[Excerpts from a figure dataset]
--- start ---
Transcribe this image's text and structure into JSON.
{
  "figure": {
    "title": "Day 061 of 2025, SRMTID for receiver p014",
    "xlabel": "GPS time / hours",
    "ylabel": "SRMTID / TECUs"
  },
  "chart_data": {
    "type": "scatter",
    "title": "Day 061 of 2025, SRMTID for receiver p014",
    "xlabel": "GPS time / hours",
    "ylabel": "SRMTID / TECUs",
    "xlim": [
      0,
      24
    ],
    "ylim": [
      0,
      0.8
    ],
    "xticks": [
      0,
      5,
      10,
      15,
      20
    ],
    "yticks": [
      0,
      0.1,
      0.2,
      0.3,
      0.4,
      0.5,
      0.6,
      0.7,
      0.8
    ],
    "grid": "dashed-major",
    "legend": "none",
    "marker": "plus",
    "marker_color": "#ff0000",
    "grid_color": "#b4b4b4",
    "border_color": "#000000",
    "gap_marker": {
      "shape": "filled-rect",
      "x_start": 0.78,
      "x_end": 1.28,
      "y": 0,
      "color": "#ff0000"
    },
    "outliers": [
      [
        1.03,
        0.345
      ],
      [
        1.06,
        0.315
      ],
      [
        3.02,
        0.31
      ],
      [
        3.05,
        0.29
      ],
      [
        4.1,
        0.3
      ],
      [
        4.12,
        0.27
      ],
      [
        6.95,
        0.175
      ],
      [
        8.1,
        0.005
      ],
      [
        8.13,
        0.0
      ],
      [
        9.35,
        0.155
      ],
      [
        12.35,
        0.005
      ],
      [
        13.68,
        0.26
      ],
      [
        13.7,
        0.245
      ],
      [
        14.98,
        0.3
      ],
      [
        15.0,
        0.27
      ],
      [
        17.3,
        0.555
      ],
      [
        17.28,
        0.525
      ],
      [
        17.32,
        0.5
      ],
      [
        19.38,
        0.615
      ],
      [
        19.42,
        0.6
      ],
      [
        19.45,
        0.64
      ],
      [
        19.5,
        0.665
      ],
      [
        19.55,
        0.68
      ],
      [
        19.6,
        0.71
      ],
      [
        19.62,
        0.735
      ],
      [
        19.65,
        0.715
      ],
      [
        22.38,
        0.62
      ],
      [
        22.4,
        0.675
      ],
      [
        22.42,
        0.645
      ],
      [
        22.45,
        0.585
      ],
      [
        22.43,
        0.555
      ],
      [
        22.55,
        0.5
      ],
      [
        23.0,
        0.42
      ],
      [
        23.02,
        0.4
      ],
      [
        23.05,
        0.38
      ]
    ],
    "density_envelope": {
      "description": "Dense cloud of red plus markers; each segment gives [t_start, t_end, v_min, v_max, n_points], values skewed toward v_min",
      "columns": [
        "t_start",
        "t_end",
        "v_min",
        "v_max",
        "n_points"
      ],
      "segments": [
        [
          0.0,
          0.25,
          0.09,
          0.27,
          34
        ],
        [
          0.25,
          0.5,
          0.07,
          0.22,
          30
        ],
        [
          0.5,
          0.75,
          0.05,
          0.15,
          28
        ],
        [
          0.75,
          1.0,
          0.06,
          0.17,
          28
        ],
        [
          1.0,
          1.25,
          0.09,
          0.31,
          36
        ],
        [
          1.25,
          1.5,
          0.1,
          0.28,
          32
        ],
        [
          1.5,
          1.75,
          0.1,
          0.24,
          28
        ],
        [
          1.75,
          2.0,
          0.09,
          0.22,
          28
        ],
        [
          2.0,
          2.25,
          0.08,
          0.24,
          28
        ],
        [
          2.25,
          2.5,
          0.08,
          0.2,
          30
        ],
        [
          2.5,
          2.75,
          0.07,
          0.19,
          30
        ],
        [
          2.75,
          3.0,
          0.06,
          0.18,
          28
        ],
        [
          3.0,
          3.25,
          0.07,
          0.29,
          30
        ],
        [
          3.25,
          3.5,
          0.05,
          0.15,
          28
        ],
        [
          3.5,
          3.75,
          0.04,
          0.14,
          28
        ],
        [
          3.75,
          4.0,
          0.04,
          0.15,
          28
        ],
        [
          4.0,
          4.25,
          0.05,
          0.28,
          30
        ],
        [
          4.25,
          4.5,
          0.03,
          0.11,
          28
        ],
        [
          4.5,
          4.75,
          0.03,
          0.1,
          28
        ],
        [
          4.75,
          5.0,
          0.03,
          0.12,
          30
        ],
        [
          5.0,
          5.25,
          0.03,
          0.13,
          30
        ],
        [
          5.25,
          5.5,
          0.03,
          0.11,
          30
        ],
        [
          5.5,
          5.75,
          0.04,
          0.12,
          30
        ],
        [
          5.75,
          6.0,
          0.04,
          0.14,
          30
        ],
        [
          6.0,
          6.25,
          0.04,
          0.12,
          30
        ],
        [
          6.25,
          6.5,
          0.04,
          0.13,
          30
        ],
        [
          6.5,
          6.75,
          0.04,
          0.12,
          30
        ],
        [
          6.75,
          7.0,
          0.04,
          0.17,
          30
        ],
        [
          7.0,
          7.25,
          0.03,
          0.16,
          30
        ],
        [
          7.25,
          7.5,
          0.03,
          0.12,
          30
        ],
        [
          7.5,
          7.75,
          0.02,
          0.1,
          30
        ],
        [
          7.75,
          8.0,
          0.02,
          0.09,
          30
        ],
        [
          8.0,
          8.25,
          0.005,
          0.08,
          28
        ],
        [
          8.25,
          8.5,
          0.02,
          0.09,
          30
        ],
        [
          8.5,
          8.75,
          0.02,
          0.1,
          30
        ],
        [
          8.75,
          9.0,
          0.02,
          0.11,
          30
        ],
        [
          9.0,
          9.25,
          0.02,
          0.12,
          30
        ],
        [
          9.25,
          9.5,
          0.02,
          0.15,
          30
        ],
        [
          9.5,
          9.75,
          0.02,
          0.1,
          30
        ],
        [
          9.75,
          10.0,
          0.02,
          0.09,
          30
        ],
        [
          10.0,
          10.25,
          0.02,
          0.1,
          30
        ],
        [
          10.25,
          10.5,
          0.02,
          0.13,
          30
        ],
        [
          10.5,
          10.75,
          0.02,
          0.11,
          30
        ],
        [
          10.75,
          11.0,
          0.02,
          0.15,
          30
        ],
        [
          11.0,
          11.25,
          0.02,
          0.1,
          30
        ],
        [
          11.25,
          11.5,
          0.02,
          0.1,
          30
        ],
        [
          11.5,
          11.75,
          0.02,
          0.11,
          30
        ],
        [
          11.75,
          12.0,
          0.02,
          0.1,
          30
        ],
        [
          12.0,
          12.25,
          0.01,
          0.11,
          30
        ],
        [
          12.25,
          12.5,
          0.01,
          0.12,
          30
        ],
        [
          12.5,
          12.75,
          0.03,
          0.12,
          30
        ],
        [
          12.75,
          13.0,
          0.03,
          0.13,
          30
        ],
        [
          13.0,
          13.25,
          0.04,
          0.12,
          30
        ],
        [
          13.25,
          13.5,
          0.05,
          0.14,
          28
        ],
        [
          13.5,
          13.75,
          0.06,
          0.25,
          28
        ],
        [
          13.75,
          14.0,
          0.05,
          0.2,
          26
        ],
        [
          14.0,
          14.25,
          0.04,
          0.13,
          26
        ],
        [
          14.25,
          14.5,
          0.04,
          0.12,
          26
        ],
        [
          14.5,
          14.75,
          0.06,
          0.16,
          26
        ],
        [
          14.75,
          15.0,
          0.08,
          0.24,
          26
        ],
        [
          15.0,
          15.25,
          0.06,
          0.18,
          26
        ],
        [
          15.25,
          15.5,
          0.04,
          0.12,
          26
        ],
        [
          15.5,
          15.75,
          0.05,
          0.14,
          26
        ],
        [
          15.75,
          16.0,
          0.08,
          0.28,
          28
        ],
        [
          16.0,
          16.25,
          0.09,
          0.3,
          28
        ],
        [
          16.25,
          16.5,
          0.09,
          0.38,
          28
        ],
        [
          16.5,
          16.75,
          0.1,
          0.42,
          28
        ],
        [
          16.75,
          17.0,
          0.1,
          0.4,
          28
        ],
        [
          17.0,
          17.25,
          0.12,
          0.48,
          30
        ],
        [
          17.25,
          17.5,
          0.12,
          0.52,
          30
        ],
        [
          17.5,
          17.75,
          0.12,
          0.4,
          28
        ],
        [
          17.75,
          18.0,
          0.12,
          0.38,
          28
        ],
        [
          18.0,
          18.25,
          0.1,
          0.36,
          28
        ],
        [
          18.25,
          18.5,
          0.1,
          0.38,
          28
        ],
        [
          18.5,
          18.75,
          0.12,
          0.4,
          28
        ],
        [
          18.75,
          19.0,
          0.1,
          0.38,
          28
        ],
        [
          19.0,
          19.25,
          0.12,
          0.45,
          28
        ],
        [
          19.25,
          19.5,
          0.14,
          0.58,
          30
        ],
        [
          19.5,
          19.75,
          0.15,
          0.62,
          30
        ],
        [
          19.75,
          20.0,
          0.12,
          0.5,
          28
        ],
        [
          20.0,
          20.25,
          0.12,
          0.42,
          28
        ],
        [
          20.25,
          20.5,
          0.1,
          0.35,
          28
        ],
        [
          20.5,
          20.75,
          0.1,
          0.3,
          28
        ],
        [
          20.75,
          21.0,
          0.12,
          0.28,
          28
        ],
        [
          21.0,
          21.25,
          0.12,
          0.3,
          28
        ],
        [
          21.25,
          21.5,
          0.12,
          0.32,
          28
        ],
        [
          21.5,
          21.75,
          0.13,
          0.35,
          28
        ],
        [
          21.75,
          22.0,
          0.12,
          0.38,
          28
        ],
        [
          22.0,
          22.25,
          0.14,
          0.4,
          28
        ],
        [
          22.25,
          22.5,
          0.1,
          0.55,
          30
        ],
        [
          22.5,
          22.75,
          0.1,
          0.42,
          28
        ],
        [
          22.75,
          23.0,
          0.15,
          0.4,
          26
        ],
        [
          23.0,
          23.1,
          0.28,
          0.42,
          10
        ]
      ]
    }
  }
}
--- end ---
__Task brief__. In the entries above, find every line holding the word "SRMTID" and copy it out.

__Task output__.
    "title": "Day 061 of 2025, SRMTID for receiver p014",
    "ylabel": "SRMTID / TECUs"
    "title": "Day 061 of 2025, SRMTID for receiver p014",
    "ylabel": "SRMTID / TECUs",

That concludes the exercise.